/---

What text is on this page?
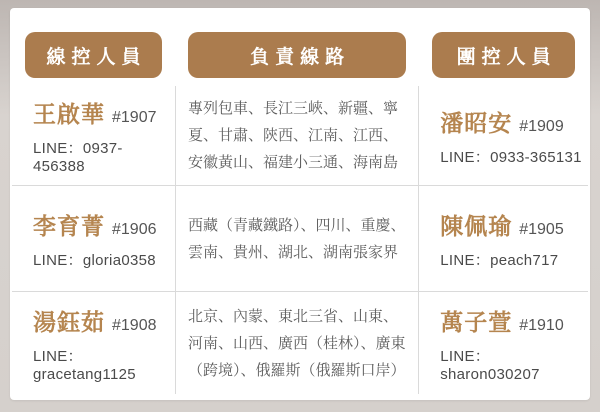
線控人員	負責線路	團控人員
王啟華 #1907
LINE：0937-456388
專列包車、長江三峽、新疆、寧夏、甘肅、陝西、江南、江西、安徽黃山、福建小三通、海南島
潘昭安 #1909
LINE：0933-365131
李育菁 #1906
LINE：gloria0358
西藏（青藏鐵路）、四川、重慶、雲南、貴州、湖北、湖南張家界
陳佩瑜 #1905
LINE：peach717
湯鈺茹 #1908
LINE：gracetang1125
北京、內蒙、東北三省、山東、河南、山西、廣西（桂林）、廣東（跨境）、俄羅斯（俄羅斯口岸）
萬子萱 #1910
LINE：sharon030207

\---

**Set exercise:**
Repeat each entry exactly as it appears; skip any picture.

**The response:**
What text is on this page?
線控人員	負責線路	團控人員
王啟華 #1907
LINE：0937-456388
專列包車、長江三峽、新疆、寧夏、甘肅、陝西、江南、江西、安徽黃山、福建小三通、海南島
潘昭安 #1909
LINE：0933-365131
李育菁 #1906
LINE：gloria0358
西藏（青藏鐵路）、四川、重慶、雲南、貴州、湖北、湖南張家界
陳佩瑜 #1905
LINE：peach717
湯鈺茹 #1908
LINE：gracetang1125
北京、內蒙、東北三省、山東、河南、山西、廣西（桂林）、廣東（跨境）、俄羅斯（俄羅斯口岸）
萬子萱 #1910
LINE：sharon030207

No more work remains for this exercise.